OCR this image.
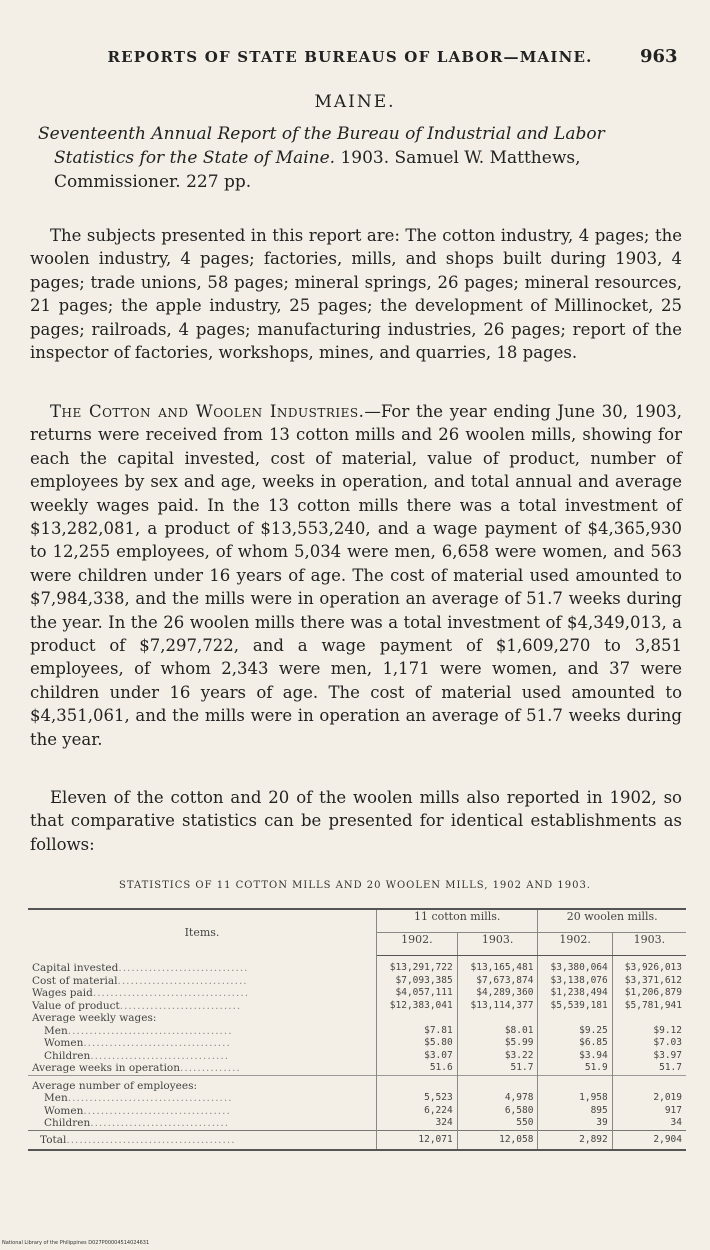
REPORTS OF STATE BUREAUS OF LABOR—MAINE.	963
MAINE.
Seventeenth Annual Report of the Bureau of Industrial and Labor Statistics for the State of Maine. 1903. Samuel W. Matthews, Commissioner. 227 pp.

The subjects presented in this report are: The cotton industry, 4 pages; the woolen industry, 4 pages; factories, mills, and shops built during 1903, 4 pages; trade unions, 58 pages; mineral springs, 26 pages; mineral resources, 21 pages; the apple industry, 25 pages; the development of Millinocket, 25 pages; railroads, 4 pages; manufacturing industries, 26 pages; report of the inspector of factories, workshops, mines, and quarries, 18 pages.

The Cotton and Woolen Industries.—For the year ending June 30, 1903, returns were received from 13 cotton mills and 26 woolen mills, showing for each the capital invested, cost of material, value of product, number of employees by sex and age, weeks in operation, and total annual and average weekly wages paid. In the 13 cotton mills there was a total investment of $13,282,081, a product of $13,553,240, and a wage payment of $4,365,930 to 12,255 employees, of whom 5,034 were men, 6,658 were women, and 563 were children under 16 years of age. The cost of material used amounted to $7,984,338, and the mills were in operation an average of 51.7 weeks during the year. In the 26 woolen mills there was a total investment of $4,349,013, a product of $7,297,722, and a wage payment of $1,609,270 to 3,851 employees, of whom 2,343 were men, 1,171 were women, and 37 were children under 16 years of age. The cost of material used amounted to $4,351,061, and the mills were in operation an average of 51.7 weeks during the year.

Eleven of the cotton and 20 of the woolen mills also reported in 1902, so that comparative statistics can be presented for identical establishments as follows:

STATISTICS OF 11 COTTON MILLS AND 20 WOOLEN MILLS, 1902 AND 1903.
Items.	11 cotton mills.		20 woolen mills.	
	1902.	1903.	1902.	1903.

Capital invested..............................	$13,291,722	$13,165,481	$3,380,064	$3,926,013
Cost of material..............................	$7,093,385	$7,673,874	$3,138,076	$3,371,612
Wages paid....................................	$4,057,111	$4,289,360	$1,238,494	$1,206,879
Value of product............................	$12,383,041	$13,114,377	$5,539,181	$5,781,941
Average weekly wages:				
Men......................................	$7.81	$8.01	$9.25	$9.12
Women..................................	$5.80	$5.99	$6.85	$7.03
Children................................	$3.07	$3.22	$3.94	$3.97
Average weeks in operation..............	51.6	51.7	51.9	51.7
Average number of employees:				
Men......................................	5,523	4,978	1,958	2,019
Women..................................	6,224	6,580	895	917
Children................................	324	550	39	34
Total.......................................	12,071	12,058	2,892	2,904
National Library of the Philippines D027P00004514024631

Aim of the task: Quote the preceding listing precisely and completely, omitting its images.

Answer in full:
OCR this image.
REPORTS OF STATE BUREAUS OF LABOR—MAINE.	963
MAINE.
Seventeenth Annual Report of the Bureau of Industrial and Labor Statistics for the State of Maine. 1903. Samuel W. Matthews, Commissioner. 227 pp.

The subjects presented in this report are: The cotton industry, 4 pages; the woolen industry, 4 pages; factories, mills, and shops built during 1903, 4 pages; trade unions, 58 pages; mineral springs, 26 pages; mineral resources, 21 pages; the apple industry, 25 pages; the development of Millinocket, 25 pages; railroads, 4 pages; manufacturing industries, 26 pages; report of the inspector of factories, workshops, mines, and quarries, 18 pages.

The Cotton and Woolen Industries.—For the year ending June 30, 1903, returns were received from 13 cotton mills and 26 woolen mills, showing for each the capital invested, cost of material, value of product, number of employees by sex and age, weeks in operation, and total annual and average weekly wages paid. In the 13 cotton mills there was a total investment of $13,282,081, a product of $13,553,240, and a wage payment of $4,365,930 to 12,255 employees, of whom 5,034 were men, 6,658 were women, and 563 were children under 16 years of age. The cost of material used amounted to $7,984,338, and the mills were in operation an average of 51.7 weeks during the year. In the 26 woolen mills there was a total investment of $4,349,013, a product of $7,297,722, and a wage payment of $1,609,270 to 3,851 employees, of whom 2,343 were men, 1,171 were women, and 37 were children under 16 years of age. The cost of material used amounted to $4,351,061, and the mills were in operation an average of 51.7 weeks during the year.

Eleven of the cotton and 20 of the woolen mills also reported in 1902, so that comparative statistics can be presented for identical establishments as follows:

STATISTICS OF 11 COTTON MILLS AND 20 WOOLEN MILLS, 1902 AND 1903.
Items.	11 cotton mills.		20 woolen mills.	
	1902.	1903.	1902.	1903.

Capital invested..............................	$13,291,722	$13,165,481	$3,380,064	$3,926,013
Cost of material..............................	$7,093,385	$7,673,874	$3,138,076	$3,371,612
Wages paid....................................	$4,057,111	$4,289,360	$1,238,494	$1,206,879
Value of product............................	$12,383,041	$13,114,377	$5,539,181	$5,781,941
Average weekly wages:				
Men......................................	$7.81	$8.01	$9.25	$9.12
Women..................................	$5.80	$5.99	$6.85	$7.03
Children................................	$3.07	$3.22	$3.94	$3.97
Average weeks in operation..............	51.6	51.7	51.9	51.7
Average number of employees:				
Men......................................	5,523	4,978	1,958	2,019
Women..................................	6,224	6,580	895	917
Children................................	324	550	39	34
Total.......................................	12,071	12,058	2,892	2,904
National Library of the Philippines D027P00004514024631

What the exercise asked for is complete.